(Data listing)
>>>>
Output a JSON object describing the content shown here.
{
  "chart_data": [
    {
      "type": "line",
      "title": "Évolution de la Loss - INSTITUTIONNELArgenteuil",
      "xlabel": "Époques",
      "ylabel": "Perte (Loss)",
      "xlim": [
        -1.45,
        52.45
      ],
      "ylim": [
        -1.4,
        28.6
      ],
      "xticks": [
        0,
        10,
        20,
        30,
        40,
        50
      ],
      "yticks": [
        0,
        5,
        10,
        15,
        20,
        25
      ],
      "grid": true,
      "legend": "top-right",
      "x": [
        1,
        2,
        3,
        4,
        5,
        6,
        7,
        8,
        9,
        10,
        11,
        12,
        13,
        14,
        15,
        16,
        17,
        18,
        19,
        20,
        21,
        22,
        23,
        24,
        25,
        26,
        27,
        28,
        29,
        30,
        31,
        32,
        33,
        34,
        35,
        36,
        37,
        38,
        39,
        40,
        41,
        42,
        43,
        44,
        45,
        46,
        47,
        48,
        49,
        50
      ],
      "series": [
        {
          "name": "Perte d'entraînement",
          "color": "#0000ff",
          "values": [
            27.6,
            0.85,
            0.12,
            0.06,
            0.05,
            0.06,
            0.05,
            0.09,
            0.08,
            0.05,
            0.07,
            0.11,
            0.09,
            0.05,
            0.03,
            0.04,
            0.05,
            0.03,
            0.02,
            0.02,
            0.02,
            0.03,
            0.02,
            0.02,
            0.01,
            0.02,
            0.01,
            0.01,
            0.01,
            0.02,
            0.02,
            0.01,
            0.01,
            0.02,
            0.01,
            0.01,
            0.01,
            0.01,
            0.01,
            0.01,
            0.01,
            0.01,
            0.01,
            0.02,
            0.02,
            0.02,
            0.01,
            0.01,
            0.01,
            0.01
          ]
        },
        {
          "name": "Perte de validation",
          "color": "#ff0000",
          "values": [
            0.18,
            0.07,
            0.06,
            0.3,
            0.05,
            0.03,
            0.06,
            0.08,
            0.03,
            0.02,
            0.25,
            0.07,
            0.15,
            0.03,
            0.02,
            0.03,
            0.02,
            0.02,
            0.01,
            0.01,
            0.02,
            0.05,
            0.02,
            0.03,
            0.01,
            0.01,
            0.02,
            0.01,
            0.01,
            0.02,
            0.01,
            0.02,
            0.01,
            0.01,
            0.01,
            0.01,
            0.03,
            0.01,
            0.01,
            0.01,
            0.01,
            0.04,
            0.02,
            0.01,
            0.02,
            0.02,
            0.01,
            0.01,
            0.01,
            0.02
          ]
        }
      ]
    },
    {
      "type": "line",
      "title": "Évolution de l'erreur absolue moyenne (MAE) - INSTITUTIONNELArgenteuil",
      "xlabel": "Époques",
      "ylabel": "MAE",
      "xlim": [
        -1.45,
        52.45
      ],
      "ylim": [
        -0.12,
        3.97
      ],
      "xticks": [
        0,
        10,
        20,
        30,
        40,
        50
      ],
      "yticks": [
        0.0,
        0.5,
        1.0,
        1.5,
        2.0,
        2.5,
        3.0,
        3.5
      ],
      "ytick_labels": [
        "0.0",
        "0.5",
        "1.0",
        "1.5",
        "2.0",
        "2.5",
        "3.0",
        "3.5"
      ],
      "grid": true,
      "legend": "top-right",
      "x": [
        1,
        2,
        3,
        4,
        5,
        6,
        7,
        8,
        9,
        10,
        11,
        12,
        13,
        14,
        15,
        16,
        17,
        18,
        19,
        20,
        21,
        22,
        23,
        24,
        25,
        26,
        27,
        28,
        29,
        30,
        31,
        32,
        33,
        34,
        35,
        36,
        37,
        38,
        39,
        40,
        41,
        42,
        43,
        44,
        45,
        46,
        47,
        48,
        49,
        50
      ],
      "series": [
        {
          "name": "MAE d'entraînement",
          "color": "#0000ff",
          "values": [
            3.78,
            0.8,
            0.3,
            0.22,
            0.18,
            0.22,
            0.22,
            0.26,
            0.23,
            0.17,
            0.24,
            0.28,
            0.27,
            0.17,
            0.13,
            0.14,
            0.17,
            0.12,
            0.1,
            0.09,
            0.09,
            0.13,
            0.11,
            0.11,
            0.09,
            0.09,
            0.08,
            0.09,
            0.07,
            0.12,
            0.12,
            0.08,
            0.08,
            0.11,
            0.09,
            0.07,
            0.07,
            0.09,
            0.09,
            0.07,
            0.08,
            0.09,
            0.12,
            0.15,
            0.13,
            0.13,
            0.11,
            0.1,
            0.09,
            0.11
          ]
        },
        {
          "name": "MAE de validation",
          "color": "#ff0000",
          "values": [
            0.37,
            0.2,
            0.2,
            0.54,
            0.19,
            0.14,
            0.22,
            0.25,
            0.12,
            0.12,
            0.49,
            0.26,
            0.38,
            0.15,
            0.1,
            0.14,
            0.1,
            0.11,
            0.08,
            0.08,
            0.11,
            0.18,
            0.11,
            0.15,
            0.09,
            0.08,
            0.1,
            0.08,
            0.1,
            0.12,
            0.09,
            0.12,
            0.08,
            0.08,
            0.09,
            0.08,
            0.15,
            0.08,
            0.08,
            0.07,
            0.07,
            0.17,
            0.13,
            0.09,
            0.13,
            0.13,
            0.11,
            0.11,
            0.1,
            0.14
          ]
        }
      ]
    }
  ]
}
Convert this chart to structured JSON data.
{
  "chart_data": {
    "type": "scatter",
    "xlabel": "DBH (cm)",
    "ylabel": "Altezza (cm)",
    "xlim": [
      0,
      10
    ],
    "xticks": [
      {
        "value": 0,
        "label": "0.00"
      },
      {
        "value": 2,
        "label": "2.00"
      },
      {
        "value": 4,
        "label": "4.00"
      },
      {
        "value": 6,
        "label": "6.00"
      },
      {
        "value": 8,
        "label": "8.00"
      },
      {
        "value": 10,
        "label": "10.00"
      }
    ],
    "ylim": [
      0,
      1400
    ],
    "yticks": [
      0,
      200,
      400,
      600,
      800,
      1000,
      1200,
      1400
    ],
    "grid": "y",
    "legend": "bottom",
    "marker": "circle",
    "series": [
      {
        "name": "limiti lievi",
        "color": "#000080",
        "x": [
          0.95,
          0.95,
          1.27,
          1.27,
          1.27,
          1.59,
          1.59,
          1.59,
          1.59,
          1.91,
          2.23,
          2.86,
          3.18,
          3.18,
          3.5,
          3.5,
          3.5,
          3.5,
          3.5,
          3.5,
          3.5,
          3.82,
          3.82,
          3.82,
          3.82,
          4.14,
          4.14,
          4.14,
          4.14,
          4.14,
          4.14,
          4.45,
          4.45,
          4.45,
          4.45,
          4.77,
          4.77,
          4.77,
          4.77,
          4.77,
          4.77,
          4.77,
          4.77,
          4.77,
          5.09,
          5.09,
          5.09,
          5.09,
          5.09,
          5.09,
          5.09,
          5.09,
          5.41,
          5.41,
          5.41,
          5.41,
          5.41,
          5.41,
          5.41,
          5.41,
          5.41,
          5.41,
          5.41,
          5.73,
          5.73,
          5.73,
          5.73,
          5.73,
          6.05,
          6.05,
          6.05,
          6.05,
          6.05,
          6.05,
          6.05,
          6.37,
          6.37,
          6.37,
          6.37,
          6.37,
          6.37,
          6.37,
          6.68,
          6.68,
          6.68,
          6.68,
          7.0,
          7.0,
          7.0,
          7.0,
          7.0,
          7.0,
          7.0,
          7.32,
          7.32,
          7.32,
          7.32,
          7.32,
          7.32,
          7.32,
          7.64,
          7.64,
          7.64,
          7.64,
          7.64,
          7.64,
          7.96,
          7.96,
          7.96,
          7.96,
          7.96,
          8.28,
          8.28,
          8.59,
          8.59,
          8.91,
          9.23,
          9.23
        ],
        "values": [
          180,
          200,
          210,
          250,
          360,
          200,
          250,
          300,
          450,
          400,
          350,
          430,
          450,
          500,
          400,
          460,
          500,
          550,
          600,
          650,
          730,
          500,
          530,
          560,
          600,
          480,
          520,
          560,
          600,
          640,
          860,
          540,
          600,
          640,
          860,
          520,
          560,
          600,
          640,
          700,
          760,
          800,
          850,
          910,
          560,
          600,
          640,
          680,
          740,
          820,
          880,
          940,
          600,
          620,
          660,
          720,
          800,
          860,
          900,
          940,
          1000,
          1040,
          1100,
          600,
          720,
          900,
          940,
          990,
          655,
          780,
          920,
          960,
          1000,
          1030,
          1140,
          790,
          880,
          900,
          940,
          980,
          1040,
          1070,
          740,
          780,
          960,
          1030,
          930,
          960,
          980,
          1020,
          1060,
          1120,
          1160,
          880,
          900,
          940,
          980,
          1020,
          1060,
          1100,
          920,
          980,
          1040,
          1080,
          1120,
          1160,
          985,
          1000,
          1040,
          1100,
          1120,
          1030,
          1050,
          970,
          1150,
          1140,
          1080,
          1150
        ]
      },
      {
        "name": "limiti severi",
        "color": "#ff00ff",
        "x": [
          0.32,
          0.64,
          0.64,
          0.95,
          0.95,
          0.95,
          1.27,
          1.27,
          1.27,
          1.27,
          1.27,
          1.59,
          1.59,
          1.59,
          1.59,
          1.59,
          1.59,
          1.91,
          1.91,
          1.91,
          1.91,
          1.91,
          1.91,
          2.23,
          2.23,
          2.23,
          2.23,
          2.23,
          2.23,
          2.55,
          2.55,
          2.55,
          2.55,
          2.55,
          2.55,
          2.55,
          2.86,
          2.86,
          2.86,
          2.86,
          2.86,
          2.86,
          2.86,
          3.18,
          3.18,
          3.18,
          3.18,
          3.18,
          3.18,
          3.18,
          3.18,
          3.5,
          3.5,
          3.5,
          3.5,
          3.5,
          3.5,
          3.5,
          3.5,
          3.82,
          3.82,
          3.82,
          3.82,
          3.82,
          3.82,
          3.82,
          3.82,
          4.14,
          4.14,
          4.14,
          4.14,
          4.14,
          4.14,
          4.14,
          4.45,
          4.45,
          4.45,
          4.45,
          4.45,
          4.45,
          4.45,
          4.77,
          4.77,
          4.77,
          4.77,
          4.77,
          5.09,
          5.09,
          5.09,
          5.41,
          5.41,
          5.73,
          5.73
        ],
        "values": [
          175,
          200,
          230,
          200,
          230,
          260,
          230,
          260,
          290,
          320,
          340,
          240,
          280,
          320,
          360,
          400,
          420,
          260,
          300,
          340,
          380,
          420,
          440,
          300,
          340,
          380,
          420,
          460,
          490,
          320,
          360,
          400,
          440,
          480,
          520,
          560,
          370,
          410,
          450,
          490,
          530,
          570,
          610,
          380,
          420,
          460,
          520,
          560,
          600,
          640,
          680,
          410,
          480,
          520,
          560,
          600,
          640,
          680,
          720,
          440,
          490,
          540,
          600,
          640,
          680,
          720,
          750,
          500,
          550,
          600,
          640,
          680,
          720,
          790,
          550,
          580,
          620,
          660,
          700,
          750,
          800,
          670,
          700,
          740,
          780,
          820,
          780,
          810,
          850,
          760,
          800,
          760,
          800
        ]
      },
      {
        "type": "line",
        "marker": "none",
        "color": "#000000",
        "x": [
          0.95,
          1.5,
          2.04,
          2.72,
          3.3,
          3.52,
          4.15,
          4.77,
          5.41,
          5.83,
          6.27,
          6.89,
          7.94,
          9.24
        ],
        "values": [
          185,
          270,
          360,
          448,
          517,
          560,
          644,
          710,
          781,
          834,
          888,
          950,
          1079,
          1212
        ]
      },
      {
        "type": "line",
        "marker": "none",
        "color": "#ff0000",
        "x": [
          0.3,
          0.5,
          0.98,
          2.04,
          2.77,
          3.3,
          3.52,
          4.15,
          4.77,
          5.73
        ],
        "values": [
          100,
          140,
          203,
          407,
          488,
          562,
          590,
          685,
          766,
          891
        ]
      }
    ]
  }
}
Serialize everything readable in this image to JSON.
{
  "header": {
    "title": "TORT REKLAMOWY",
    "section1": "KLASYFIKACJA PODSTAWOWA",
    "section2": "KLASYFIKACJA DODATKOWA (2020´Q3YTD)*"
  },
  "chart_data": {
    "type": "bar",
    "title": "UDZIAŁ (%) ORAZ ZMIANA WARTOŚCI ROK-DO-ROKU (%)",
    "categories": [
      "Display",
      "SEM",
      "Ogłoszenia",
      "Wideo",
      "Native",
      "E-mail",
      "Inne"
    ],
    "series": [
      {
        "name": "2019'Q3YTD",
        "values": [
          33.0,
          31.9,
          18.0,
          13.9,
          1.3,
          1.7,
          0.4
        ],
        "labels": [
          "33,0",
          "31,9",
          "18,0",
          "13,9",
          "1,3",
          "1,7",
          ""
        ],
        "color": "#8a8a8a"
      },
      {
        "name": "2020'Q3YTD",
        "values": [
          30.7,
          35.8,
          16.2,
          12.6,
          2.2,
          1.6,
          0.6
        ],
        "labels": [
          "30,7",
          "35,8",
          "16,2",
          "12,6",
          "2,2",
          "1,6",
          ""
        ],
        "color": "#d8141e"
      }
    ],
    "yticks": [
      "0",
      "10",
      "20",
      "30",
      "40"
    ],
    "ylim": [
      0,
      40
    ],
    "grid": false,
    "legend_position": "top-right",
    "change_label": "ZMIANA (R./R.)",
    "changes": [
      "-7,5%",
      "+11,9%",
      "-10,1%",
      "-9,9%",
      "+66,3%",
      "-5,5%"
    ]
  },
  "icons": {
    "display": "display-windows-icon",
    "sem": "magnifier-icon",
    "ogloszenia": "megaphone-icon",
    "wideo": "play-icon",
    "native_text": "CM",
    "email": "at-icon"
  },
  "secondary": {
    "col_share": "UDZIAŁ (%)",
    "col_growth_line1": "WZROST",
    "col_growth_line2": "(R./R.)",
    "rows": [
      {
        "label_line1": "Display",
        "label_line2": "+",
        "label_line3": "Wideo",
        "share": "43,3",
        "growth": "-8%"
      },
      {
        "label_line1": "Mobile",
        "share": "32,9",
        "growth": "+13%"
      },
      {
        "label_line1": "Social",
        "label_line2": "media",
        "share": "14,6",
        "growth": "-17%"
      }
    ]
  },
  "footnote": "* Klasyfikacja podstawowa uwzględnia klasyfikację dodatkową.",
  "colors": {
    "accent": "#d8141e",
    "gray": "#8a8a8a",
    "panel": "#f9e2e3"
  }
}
<<<<
Each line that holds the word "ZMIANA" is to be copied.

> FINAL RESULT
    "title": "UDZIAŁ (%) ORAZ ZMIANA WARTOŚCI ROK-DO-ROKU (%)",
    "change_label": "ZMIANA (R./R.)",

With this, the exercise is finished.